What is being asked =>
Pull out every line with the word "Institut".

Data for this exercise =>
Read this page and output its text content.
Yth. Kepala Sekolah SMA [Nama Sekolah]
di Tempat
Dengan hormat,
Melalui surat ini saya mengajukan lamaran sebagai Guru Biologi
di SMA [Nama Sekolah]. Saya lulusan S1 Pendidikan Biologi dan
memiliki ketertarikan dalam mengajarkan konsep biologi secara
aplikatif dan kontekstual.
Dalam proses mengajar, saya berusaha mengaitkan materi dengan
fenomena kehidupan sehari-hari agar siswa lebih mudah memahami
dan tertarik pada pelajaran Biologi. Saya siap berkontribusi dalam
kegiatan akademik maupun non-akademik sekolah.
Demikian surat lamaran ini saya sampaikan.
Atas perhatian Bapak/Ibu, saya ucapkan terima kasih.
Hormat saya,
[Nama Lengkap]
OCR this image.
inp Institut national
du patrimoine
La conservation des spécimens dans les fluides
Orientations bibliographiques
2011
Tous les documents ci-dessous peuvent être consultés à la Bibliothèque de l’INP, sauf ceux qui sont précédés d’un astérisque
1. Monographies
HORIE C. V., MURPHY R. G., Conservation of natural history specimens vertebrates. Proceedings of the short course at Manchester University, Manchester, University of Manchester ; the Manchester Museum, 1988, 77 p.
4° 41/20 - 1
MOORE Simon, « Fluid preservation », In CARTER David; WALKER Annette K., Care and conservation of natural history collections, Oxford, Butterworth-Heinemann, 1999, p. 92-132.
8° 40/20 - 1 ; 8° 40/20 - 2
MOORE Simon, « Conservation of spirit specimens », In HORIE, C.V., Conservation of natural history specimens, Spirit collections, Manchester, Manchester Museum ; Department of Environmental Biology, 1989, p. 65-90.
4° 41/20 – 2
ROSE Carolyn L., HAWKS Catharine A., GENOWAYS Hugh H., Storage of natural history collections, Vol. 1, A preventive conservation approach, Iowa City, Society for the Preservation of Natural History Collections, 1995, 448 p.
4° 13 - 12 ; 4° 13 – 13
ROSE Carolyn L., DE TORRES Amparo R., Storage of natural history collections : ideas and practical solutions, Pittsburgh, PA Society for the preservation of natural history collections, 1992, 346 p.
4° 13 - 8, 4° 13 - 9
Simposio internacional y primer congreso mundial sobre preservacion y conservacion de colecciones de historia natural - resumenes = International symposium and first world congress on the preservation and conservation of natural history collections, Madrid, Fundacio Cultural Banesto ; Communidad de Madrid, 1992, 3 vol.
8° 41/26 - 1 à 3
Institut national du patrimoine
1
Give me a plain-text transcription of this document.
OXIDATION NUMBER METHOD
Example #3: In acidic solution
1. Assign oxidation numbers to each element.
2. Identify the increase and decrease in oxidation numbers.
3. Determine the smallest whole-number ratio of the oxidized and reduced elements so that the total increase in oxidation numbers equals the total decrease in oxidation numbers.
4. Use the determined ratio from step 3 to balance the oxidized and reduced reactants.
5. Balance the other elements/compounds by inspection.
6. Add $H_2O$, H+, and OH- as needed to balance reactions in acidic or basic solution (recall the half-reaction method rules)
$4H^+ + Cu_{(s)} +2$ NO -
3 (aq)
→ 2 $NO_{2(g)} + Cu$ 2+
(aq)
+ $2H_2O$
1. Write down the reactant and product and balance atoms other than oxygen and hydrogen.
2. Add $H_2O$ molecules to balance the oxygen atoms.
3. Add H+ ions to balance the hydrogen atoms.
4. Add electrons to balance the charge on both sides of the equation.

Solution to the exercise =>
inp Institut national
Institut national du patrimoine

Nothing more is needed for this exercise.